=== Task material ===
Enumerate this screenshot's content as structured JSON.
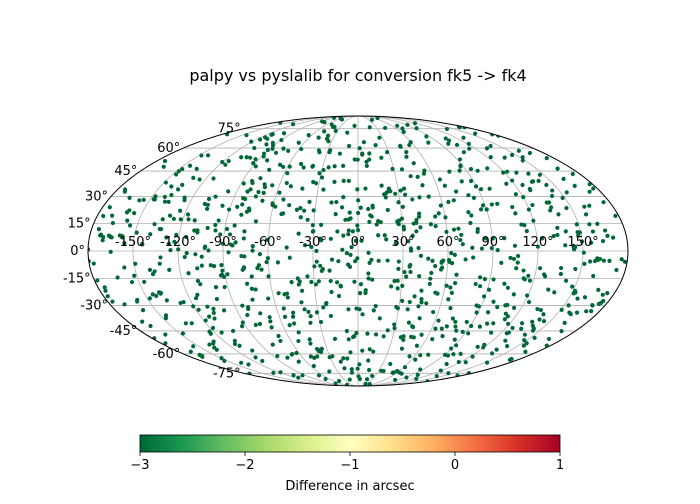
{
  "chart_data": {
    "type": "scatter",
    "projection": "mollweide",
    "title": "palpy vs pyslalib for conversion fk5 -> fk4",
    "xlabel": "",
    "ylabel": "",
    "grid": true,
    "lon_tick_labels": [
      "-150°",
      "-120°",
      "-90°",
      "-60°",
      "-30°",
      "0°",
      "30°",
      "60°",
      "90°",
      "120°",
      "150°"
    ],
    "lat_tick_labels": [
      "75°",
      "60°",
      "45°",
      "30°",
      "15°",
      "0°",
      "-15°",
      "-30°",
      "-45°",
      "-60°",
      "-75°"
    ],
    "lon_ticks_deg": [
      -150,
      -120,
      -90,
      -60,
      -30,
      0,
      30,
      60,
      90,
      120,
      150
    ],
    "lat_ticks_deg": [
      75,
      60,
      45,
      30,
      15,
      0,
      -15,
      -30,
      -45,
      -60,
      -75
    ],
    "point_color": "#006837",
    "point_value": -3,
    "point_count": 1000,
    "colorbar": {
      "label": "Difference in arcsec",
      "range": [
        -3,
        1
      ],
      "ticks": [
        -3,
        -2,
        -1,
        0,
        1
      ],
      "tick_labels": [
        "−3",
        "−2",
        "−1",
        "0",
        "1"
      ],
      "colormap": "RdYlGn_r",
      "stops": [
        "#006837",
        "#1a9850",
        "#66bd63",
        "#a6d96a",
        "#d9ef8b",
        "#ffffbf",
        "#fee08b",
        "#fdae61",
        "#f46d43",
        "#d73027",
        "#a50026"
      ]
    }
  }
}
===
To be done>
Using the records above, output their complete text exactly, minus any images.

Response to the exercise>
Enumerate this screenshot's content as structured JSON.
{
  "chart_data": {
    "type": "scatter",
    "projection": "mollweide",
    "title": "palpy vs pyslalib for conversion fk5 -> fk4",
    "xlabel": "",
    "ylabel": "",
    "grid": true,
    "lon_tick_labels": [
      "-150°",
      "-120°",
      "-90°",
      "-60°",
      "-30°",
      "0°",
      "30°",
      "60°",
      "90°",
      "120°",
      "150°"
    ],
    "lat_tick_labels": [
      "75°",
      "60°",
      "45°",
      "30°",
      "15°",
      "0°",
      "-15°",
      "-30°",
      "-45°",
      "-60°",
      "-75°"
    ],
    "lon_ticks_deg": [
      -150,
      -120,
      -90,
      -60,
      -30,
      0,
      30,
      60,
      90,
      120,
      150
    ],
    "lat_ticks_deg": [
      75,
      60,
      45,
      30,
      15,
      0,
      -15,
      -30,
      -45,
      -60,
      -75
    ],
    "point_color": "#006837",
    "point_value": -3,
    "point_count": 1000,
    "colorbar": {
      "label": "Difference in arcsec",
      "range": [
        -3,
        1
      ],
      "ticks": [
        -3,
        -2,
        -1,
        0,
        1
      ],
      "tick_labels": [
        "−3",
        "−2",
        "−1",
        "0",
        "1"
      ],
      "colormap": "RdYlGn_r",
      "stops": [
        "#006837",
        "#1a9850",
        "#66bd63",
        "#a6d96a",
        "#d9ef8b",
        "#ffffbf",
        "#fee08b",
        "#fdae61",
        "#f46d43",
        "#d73027",
        "#a50026"
      ]
    }
  }
}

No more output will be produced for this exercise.